Copy out every line that contains "силу".

Collected data:
○ ○ ○

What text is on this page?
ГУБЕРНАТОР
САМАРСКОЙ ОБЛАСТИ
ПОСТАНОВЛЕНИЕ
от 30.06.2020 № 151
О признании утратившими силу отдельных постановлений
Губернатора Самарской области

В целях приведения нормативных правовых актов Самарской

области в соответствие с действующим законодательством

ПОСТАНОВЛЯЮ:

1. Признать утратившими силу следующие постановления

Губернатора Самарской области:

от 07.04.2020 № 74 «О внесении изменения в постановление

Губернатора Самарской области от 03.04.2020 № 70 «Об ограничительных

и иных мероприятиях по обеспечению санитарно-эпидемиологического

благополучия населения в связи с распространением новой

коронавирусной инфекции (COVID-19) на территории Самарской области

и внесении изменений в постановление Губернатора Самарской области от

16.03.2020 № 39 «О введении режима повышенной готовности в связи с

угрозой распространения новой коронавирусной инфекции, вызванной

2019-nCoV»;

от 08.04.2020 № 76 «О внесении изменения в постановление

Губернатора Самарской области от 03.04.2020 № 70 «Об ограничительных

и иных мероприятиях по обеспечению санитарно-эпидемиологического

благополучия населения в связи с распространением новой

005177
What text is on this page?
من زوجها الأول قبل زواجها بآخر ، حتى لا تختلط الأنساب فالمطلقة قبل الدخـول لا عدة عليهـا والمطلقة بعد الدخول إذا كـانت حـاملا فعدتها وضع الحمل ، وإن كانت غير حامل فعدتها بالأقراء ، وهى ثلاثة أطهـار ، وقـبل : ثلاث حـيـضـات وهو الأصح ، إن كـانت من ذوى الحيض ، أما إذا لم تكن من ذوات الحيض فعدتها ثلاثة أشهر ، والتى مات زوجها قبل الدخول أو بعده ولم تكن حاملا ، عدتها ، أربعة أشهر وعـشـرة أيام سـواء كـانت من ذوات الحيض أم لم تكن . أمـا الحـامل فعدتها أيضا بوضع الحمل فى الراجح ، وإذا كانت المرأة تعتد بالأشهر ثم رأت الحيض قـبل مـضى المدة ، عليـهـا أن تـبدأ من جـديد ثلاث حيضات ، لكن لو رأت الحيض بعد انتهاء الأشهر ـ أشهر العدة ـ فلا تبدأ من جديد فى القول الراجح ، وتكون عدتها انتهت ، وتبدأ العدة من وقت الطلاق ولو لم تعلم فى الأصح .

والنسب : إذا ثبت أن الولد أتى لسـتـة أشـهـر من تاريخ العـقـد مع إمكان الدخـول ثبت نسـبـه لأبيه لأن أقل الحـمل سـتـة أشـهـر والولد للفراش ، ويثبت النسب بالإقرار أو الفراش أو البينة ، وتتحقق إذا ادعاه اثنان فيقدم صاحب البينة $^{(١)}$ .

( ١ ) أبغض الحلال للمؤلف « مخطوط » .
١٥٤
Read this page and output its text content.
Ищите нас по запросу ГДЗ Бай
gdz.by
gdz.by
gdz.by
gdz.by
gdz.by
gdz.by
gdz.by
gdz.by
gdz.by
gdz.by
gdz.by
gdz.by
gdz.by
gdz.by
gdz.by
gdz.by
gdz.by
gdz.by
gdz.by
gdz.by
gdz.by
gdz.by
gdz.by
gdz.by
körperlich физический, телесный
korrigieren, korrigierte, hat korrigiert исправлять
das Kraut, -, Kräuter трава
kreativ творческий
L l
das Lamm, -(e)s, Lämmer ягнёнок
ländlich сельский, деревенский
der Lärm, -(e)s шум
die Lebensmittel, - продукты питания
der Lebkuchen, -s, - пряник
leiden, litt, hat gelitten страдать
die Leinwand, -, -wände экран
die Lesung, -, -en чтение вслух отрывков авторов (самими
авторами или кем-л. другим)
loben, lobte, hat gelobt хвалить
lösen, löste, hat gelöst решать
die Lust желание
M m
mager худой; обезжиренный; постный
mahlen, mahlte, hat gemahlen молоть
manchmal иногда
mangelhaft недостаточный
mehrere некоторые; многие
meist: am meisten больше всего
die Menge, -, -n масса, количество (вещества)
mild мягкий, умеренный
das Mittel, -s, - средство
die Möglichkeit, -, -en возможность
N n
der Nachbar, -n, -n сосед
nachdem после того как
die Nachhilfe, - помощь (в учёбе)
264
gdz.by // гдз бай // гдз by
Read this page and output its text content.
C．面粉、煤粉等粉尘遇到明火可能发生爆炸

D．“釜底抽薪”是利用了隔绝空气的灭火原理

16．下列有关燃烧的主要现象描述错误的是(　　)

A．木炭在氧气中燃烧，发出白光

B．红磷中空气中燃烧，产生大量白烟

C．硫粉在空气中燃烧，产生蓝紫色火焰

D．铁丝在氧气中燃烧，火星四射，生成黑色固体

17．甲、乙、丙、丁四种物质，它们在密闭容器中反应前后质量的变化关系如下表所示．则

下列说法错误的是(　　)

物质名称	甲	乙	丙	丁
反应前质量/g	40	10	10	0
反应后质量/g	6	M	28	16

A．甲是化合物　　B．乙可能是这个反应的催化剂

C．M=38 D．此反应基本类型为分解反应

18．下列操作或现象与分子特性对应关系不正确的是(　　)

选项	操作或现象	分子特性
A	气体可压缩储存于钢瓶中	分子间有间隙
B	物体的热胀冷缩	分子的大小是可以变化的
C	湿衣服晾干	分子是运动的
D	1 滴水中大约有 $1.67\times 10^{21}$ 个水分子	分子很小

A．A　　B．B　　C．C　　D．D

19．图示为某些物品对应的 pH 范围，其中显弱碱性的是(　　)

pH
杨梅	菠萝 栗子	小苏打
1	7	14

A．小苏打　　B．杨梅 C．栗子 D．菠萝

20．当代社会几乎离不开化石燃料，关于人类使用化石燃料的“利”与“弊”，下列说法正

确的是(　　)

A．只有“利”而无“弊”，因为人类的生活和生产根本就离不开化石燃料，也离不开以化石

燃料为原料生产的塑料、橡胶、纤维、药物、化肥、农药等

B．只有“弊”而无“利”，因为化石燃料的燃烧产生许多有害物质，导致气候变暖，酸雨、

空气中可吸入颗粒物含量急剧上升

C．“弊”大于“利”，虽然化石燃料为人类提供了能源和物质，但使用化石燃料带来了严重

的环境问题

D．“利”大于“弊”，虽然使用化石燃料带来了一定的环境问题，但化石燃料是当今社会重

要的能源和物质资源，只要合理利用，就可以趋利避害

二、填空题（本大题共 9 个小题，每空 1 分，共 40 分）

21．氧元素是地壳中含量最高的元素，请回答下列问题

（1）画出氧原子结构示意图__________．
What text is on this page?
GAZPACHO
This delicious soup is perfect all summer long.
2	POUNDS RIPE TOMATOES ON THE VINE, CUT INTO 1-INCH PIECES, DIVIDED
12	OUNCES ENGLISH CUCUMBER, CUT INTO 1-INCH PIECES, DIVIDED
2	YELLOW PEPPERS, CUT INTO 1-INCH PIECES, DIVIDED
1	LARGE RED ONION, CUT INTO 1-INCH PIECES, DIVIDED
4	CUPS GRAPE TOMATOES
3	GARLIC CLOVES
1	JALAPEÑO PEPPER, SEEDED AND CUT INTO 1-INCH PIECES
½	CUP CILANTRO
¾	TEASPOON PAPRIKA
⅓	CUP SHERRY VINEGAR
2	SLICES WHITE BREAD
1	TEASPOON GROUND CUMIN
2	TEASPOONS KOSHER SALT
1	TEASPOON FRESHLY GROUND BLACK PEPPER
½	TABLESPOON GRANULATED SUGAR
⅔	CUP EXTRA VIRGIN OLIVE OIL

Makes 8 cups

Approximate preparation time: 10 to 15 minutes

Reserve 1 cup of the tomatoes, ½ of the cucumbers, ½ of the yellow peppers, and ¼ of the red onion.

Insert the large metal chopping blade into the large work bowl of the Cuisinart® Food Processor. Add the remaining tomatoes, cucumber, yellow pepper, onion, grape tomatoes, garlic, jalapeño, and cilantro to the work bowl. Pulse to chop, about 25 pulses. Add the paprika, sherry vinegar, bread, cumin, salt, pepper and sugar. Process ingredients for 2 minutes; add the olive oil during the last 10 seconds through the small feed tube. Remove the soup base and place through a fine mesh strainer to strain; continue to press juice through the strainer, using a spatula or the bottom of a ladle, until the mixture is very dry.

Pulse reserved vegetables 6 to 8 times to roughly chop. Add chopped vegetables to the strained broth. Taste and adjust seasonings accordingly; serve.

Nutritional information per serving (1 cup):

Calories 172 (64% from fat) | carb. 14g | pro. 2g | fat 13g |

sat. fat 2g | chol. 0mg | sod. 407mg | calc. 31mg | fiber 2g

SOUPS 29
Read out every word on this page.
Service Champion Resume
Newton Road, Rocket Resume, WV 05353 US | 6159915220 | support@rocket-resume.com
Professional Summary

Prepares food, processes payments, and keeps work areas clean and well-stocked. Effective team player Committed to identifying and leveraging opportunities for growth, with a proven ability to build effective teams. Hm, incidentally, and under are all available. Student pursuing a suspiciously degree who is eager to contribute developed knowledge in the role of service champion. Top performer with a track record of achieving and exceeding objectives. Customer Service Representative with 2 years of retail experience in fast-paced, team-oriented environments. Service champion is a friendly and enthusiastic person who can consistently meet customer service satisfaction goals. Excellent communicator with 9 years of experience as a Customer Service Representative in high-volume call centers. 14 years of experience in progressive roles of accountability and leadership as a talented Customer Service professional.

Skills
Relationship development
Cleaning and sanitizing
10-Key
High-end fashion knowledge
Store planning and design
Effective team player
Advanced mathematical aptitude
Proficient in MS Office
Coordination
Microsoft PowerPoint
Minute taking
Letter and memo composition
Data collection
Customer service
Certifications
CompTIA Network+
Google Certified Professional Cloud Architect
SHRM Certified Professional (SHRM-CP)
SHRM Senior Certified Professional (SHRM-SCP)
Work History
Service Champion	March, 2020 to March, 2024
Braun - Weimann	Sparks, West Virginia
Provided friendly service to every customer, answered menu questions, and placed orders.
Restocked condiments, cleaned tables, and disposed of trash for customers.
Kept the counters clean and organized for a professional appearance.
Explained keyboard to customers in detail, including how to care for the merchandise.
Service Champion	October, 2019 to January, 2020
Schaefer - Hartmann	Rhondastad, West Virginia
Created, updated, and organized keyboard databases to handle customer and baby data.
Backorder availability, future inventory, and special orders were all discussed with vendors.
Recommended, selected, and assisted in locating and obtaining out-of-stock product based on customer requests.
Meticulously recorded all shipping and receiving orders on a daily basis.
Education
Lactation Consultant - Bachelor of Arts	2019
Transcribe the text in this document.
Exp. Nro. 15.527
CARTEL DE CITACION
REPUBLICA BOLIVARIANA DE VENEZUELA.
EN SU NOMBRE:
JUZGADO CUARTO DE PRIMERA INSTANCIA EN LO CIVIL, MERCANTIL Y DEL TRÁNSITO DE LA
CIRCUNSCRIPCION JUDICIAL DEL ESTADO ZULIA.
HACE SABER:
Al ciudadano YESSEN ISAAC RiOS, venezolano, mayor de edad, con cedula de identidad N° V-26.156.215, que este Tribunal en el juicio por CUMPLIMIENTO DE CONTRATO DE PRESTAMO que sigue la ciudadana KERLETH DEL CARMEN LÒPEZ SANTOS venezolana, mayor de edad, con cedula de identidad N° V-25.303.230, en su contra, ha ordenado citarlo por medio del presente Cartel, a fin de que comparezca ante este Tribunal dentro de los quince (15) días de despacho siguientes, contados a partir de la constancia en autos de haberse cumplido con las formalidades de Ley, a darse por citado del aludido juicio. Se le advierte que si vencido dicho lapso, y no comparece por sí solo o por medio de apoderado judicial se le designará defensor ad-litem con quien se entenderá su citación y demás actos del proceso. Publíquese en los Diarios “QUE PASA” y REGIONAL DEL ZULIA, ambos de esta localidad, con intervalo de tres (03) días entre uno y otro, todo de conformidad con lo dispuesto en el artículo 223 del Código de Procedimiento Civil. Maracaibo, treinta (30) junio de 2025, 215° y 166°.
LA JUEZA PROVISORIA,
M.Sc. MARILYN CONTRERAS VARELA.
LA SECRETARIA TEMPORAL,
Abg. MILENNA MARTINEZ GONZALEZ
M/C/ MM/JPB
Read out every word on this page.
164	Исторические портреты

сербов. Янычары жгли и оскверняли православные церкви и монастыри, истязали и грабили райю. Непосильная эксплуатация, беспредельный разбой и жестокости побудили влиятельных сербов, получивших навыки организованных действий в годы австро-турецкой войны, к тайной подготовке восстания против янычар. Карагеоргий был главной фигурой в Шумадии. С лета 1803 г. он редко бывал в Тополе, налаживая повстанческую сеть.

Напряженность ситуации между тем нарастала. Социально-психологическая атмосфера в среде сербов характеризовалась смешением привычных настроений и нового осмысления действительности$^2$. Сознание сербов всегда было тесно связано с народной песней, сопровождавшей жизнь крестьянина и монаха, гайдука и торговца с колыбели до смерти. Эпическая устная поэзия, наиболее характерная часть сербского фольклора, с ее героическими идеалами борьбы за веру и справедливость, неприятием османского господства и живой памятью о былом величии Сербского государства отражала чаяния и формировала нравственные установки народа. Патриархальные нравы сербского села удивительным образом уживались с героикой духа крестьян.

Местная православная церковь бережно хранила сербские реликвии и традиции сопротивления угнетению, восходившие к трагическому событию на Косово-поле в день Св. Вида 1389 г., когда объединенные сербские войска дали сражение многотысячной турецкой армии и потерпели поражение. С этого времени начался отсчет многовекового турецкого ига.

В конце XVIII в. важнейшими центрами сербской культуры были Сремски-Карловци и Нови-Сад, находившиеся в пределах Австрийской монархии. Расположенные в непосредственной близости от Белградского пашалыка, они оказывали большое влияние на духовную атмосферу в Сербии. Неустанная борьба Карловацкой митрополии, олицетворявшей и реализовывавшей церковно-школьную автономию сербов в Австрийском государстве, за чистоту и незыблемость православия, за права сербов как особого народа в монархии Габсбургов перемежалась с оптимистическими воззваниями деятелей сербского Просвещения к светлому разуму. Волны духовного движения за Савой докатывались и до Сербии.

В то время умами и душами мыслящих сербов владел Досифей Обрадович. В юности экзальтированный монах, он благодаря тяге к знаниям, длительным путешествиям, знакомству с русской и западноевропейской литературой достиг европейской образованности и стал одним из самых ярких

○ ○ ○

Exercise solution:
О признании утратившими силу отдельных постановлений
1. Признать утратившими силу следующие постановления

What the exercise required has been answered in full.